-- start of Recorded data --

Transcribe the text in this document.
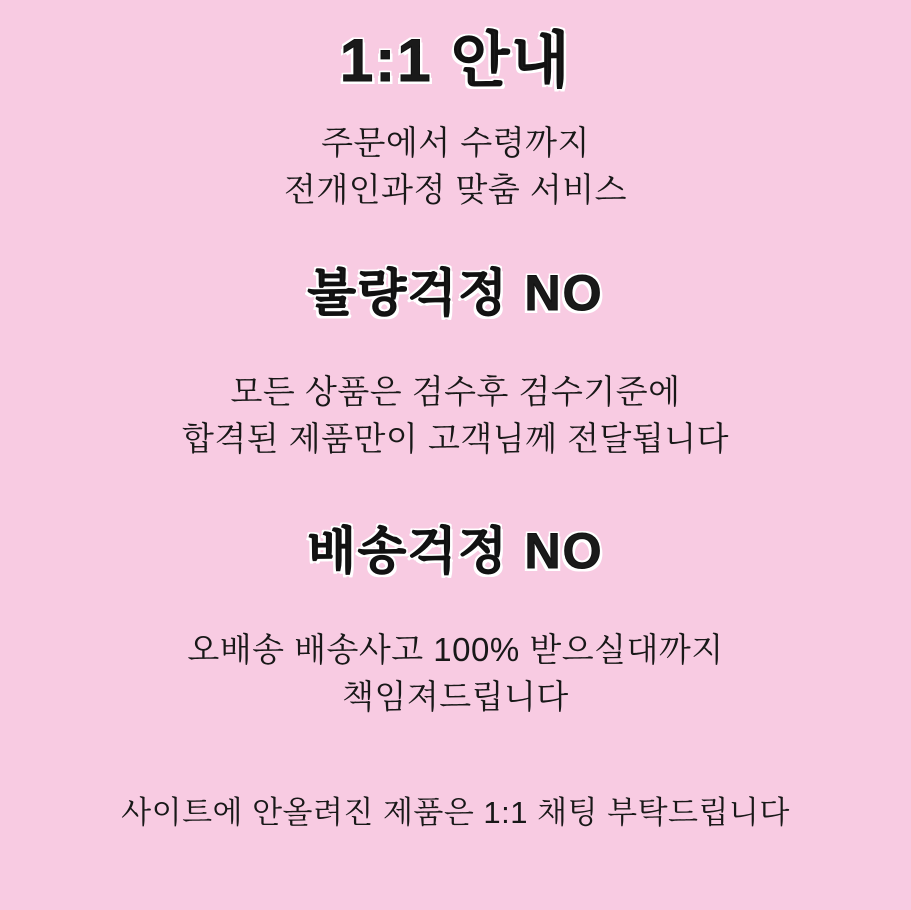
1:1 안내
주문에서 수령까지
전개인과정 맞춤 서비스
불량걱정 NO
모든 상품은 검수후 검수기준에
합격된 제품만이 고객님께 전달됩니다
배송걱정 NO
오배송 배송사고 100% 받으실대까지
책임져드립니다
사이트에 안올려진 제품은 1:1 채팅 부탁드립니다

-- end of Recorded data --

Given problem :: Copy the whole listing above word for word but do not carry over the pictures.

Solution ::
Transcribe the text in this document.
1:1 안내
주문에서 수령까지
전개인과정 맞춤 서비스
불량걱정 NO
모든 상품은 검수후 검수기준에
합격된 제품만이 고객님께 전달됩니다
배송걱정 NO
오배송 배송사고 100% 받으실대까지
책임져드립니다
사이트에 안올려진 제품은 1:1 채팅 부탁드립니다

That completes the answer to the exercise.